* **YOUR GOAL**
Scan the entries below and report only how many lines contain "МАРИКОБЫЛА".

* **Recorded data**
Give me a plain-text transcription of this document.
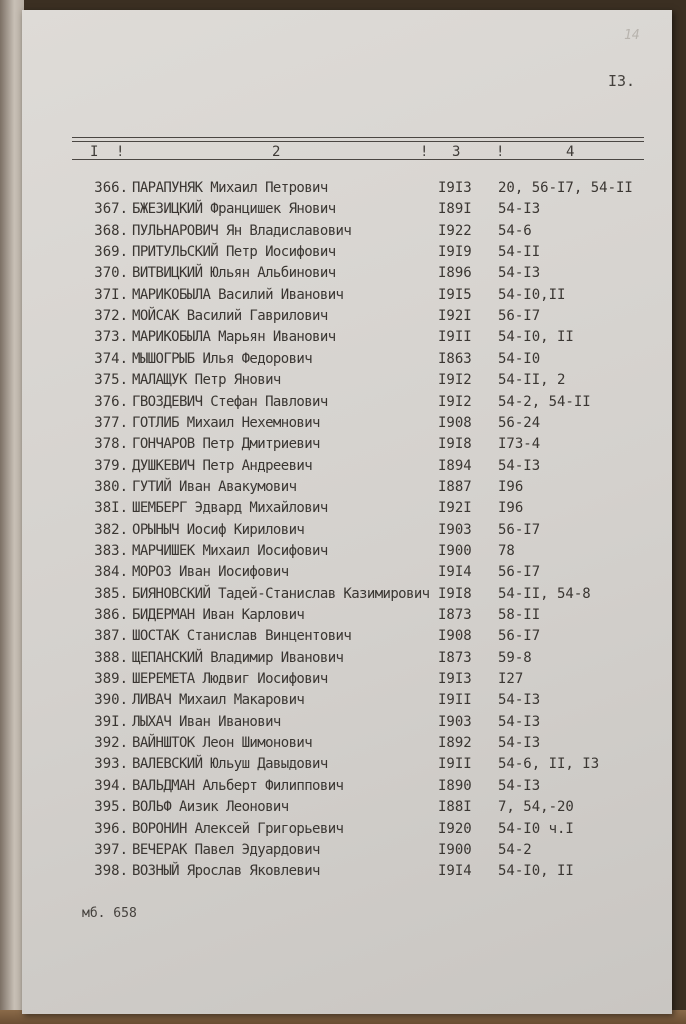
14
I3.
I !	2	! 3	!	4
366. ПАРАПУНЯК Михаил Петрович	I9I3 20, 56-I7, 54-II
367. БЖЕЗИЦКИЙ Францишек Янович	I89I 54-I3
368. ПУЛЬНАРОВИЧ Ян Владиславович	I922 54-6
369. ПРИТУЛЬСКИЙ Петр Иосифович	I9I9 54-II
370. ВИТВИЦКИЙ Юльян Альбинович	I896 54-I3
37I. МАРИКОБЫЛА Василий Иванович	I9I5 54-I0,II
372. МОЙСАК Василий Гаврилович	I92I 56-I7
373. МАРИКОБЫЛА Марьян Иванович	I9II 54-I0, II
374. МЫШОГРЫБ Илья Федорович	I863 54-I0
375. МАЛАЩУК Петр Янович	I9I2 54-II, 2
376. ГВОЗДЕВИЧ Стефан Павлович	I9I2 54-2, 54-II
377. ГОТЛИБ Михаил Нехемнович	I908 56-24
378. ГОНЧАРОВ Петр Дмитриевич	I9I8 I73-4
379. ДУШКЕВИЧ Петр Андреевич	I894 54-I3
380. ГУТИЙ Иван Авакумович	I887 I96
38I. ШЕМБЕРГ Эдвард Михайлович	I92I I96
382. ОРЫНЫЧ Иосиф Кирилович	I903 56-I7
383. МАРЧИШЕК Михаил Иосифович	I900 78
384. МОРОЗ Иван Иосифович	I9I4 56-I7
385. БИЯНОВСКИЙ Тадей-Станислав Казимирович I9I8 54-II, 54-8
386. БИДЕРМАН Иван Карлович	I873 58-II
387. ШОСТАК Станислав Винцентович	I908 56-I7
388. ЩЕПАНСКИЙ Владимир Иванович	I873 59-8
389. ШЕРЕМЕТА Людвиг Иосифович	I9I3 I27
390. ЛИВАЧ Михаил Макарович	I9II 54-I3
39I. ЛЫХАЧ Иван Иванович	I903 54-I3
392. ВАЙНШТОК Леон Шимонович	I892 54-I3
393. ВАЛЕВСКИЙ Юльуш Давыдович	I9II 54-6, II, I3
394. ВАЛЬДМАН Альберт Филиппович	I890 54-I3
395. ВОЛЬФ Аизик Леонович	I88I 7, 54,-20
396. ВОРОНИН Алексей Григорьевич	I920 54-I0 ч.I
397. ВЕЧЕРАК Павел Эдуардович	I900 54-2
398. ВОЗНЫЙ Ярослав Яковлевич	I9I4 54-I0, II
мб. 658
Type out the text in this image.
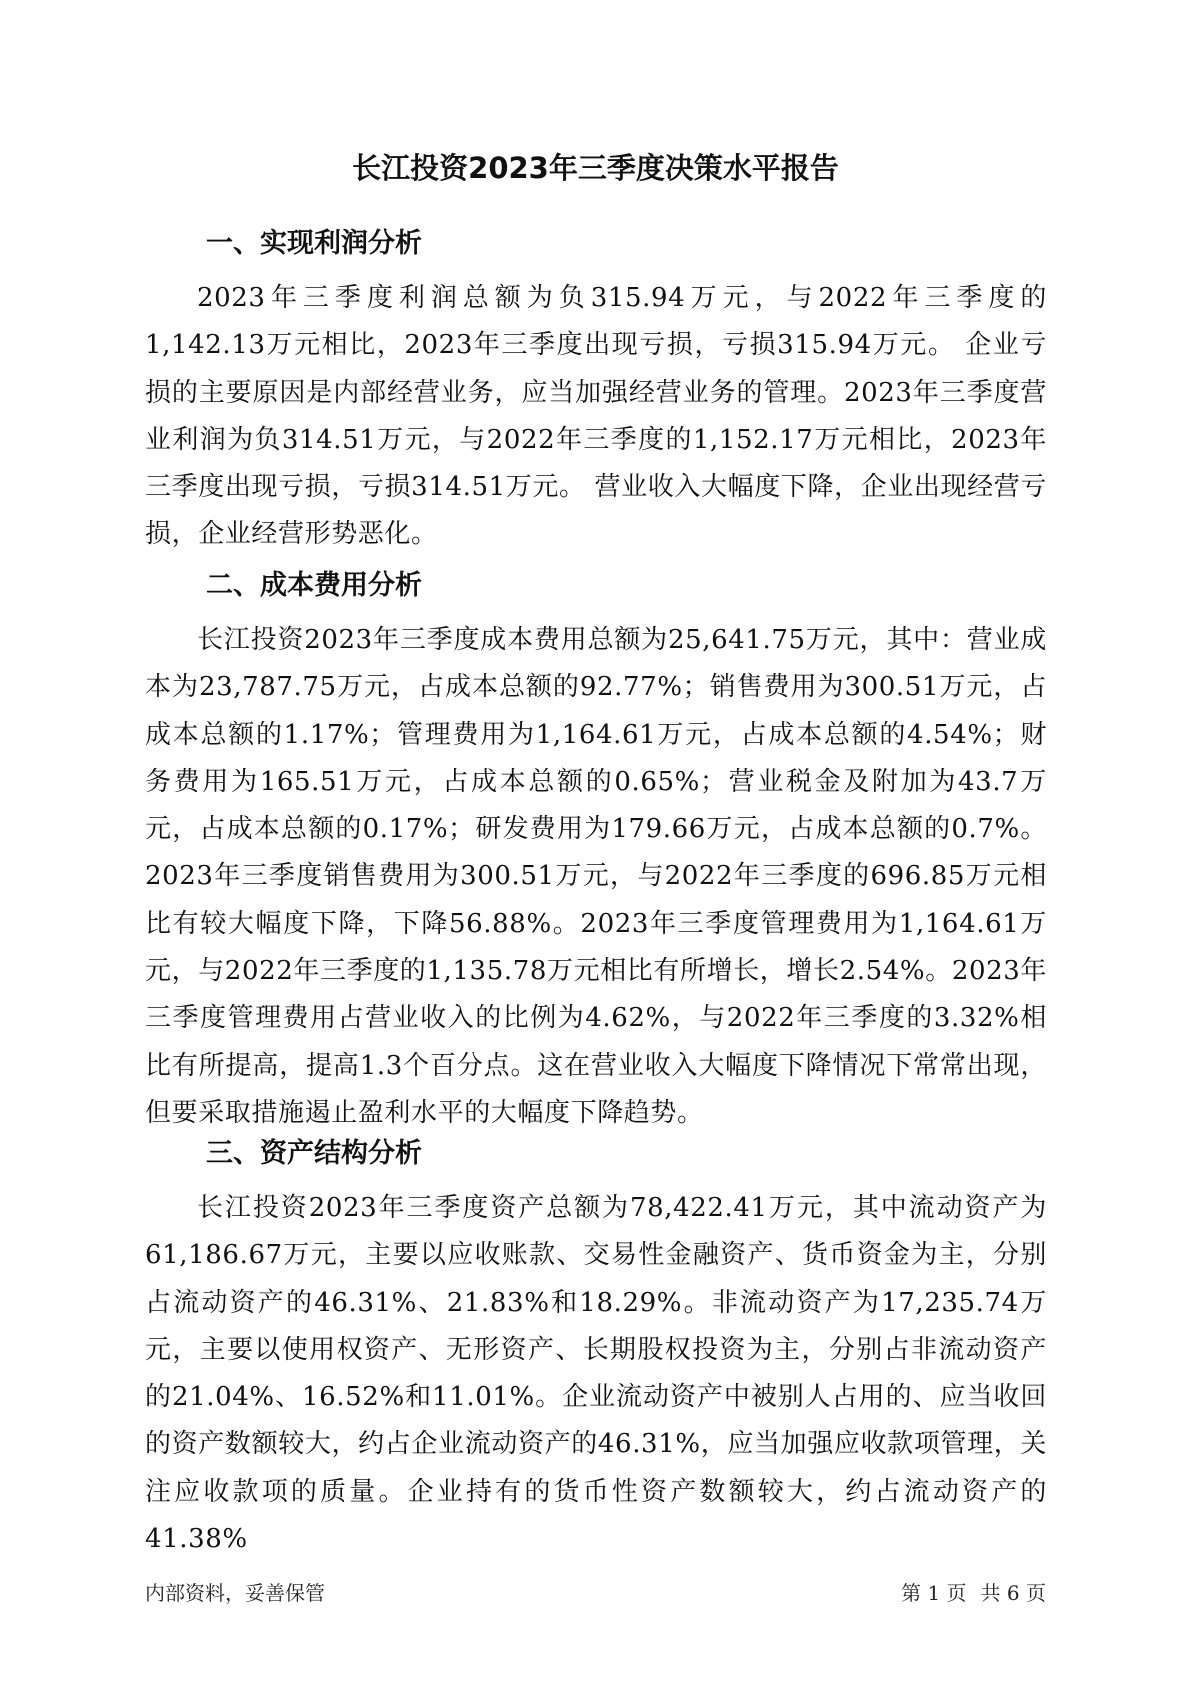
长江投资2023年三季度决策水平报告
一、实现利润分析

2023年三季度利润总额为负315.94万元，与2022年三季度的1,142.13万元相比，2023年三季度出现亏损，亏损315.94万元。 企业亏损的主要原因是内部经营业务，应当加强经营业务的管理。2023年三季度营业利润为负314.51万元，与2022年三季度的1,152.17万元相比，2023年三季度出现亏损，亏损314.51万元。 营业收入大幅度下降，企业出现经营亏损，企业经营形势恶化。

二、成本费用分析

长江投资2023年三季度成本费用总额为25,641.75万元，其中：营业成本为23,787.75万元，占成本总额的92.77%；销售费用为300.51万元，占成本总额的1.17%；管理费用为1,164.61万元，占成本总额的4.54%；财务费用为165.51万元，占成本总额的0.65%；营业税金及附加为43.7万元，占成本总额的0.17%；研发费用为179.66万元，占成本总额的0.7%。2023年三季度销售费用为300.51万元，与2022年三季度的696.85万元相比有较大幅度下降，下降56.88%。2023年三季度管理费用为1,164.61万元，与2022年三季度的1,135.78万元相比有所增长，增长2.54%。2023年三季度管理费用占营业收入的比例为4.62%，与2022年三季度的3.32%相比有所提高，提高1.3个百分点。这在营业收入大幅度下降情况下常常出现，但要采取措施遏止盈利水平的大幅度下降趋势。

三、资产结构分析

长江投资2023年三季度资产总额为78,422.41万元，其中流动资产为61,186.67万元，主要以应收账款、交易性金融资产、货币资金为主，分别占流动资产的46.31%、21.83%和18.29%。非流动资产为17,235.74万元，主要以使用权资产、无形资产、长期股权投资为主，分别占非流动资产的21.04%、16.52%和11.01%。企业流动资产中被别人占用的、应当收回的资产数额较大，约占企业流动资产的46.31%，应当加强应收款项管理，关注应收款项的质量。企业持有的货币性资产数额较大，约占流动资产的41.38%

内部资料，妥善保管	第 1 页 共 6 页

* **SOLVED EXERCISE**
2